» GIVEN TASK
Pick out all lines in the listing holding the string "Cases" and copy them.

— BEGIN EXERCISE MATERIAL —

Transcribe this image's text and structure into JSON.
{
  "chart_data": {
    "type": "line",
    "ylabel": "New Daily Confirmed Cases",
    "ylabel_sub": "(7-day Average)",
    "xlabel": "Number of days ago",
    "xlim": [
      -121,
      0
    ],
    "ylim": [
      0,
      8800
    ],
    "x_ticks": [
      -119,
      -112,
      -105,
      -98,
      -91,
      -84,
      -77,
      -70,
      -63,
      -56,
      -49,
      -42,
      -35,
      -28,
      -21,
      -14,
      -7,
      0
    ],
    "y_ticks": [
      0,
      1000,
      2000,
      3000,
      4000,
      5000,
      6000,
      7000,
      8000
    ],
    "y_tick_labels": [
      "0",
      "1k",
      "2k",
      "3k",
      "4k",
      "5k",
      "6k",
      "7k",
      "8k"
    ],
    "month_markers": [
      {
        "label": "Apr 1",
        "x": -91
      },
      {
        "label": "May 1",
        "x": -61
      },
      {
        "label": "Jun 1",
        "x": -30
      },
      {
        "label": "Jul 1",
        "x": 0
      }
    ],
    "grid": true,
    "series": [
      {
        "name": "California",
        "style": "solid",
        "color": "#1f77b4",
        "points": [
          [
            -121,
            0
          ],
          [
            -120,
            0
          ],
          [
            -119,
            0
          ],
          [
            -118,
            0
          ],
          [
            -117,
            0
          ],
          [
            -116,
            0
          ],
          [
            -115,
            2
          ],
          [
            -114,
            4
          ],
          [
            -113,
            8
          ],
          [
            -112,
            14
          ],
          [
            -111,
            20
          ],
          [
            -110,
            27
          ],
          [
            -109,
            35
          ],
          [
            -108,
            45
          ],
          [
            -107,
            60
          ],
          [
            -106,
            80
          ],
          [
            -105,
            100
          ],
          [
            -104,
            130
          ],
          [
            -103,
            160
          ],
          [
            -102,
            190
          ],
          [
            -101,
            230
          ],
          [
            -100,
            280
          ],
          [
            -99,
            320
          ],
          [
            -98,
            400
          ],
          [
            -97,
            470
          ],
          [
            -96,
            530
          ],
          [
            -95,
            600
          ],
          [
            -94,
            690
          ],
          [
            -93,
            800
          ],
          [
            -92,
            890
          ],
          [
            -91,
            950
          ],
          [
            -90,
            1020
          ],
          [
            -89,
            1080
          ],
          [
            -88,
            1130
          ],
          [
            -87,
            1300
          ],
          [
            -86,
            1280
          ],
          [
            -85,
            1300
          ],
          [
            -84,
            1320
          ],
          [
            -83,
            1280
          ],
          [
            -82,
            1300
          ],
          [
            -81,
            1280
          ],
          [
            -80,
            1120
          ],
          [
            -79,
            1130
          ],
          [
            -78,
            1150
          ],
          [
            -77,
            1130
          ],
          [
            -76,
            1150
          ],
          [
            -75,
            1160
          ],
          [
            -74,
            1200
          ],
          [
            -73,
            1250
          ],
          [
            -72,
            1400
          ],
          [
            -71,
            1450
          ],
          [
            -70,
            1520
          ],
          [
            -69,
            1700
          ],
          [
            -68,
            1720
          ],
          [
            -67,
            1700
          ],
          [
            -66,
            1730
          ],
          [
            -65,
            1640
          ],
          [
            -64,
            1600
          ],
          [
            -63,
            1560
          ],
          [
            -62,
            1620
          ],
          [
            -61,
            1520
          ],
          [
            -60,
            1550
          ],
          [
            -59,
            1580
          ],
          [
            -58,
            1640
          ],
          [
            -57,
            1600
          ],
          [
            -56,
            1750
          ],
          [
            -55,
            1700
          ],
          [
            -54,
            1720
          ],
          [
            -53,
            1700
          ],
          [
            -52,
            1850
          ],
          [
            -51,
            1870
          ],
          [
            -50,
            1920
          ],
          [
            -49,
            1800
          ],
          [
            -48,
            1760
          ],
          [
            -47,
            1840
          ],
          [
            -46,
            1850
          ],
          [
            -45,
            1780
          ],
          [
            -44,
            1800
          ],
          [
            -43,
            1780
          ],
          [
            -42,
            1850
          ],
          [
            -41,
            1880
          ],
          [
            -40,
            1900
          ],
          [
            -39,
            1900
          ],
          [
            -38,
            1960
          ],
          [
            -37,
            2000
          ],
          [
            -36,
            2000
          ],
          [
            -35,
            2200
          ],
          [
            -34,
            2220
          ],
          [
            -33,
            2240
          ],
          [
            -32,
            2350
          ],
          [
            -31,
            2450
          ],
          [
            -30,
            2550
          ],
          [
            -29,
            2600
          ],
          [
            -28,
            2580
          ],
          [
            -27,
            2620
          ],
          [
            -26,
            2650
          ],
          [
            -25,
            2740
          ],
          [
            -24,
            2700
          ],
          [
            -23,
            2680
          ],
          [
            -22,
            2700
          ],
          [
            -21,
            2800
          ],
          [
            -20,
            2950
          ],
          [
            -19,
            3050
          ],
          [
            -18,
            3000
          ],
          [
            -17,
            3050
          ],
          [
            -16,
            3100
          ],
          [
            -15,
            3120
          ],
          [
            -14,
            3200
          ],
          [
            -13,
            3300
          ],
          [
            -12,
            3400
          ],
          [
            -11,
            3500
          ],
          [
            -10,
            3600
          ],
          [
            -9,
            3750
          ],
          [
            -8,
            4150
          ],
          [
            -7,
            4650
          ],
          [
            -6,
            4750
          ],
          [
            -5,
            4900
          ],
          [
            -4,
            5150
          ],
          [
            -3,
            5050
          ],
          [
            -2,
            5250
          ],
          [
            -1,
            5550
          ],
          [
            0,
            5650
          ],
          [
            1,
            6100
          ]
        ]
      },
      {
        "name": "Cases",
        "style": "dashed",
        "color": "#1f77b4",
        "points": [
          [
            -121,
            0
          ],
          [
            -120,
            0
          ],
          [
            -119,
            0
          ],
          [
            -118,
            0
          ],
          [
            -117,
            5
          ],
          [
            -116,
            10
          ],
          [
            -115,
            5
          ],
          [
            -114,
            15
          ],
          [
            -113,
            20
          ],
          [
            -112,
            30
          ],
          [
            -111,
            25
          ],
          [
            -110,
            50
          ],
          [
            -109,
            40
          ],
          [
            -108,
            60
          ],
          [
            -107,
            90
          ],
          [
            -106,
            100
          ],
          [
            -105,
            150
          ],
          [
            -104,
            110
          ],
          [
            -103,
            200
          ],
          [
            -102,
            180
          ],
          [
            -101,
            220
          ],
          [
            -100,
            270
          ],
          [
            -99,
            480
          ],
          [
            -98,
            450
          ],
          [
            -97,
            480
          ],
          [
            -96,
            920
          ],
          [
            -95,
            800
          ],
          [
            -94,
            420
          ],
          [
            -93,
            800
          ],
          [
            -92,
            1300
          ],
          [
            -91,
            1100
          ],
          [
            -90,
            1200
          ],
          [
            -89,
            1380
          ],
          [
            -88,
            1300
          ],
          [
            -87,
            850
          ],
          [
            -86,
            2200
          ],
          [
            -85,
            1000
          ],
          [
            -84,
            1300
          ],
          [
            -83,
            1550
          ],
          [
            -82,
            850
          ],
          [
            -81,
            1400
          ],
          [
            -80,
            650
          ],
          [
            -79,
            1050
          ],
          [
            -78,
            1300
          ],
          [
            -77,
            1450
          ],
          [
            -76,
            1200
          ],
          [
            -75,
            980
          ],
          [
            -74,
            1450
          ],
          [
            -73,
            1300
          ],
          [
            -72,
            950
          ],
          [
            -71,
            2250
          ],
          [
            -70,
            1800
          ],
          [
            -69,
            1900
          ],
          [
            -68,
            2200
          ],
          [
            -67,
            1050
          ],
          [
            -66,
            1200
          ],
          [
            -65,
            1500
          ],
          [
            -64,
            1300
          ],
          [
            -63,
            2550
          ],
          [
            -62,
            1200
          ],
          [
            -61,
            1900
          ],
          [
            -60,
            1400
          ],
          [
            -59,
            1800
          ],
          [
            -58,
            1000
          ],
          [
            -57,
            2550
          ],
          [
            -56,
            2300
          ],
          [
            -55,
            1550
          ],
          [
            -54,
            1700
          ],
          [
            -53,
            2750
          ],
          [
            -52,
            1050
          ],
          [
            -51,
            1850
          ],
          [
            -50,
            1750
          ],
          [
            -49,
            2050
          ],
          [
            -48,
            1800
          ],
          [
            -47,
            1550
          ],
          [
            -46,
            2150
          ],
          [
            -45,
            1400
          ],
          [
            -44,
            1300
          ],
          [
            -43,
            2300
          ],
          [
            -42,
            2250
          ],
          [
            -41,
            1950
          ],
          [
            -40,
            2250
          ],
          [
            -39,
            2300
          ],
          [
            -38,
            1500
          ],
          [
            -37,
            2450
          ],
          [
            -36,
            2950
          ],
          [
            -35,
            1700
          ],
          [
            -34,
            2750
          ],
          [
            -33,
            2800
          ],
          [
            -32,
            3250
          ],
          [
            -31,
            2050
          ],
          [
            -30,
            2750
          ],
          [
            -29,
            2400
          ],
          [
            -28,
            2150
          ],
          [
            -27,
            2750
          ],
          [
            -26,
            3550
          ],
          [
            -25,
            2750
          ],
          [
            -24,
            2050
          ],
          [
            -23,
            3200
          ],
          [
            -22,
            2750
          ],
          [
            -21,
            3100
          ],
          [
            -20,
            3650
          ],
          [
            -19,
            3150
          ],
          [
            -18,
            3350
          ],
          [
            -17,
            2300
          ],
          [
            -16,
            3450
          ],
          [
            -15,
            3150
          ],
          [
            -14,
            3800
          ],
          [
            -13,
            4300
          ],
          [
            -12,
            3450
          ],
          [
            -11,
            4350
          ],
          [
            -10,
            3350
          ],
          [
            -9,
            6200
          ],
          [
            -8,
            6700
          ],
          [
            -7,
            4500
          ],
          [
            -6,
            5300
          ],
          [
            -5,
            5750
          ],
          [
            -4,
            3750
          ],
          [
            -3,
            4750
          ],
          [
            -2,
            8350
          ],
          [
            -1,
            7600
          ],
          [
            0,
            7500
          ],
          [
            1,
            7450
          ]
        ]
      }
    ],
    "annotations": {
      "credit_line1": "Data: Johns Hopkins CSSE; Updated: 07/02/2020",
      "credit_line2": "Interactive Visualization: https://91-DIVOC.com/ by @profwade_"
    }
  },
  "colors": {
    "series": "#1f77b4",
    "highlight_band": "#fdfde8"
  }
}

— END EXERCISE MATERIAL —

» ANSWER TO THIS TASK
    "ylabel": "New Daily Confirmed Cases",
        "name": "Cases",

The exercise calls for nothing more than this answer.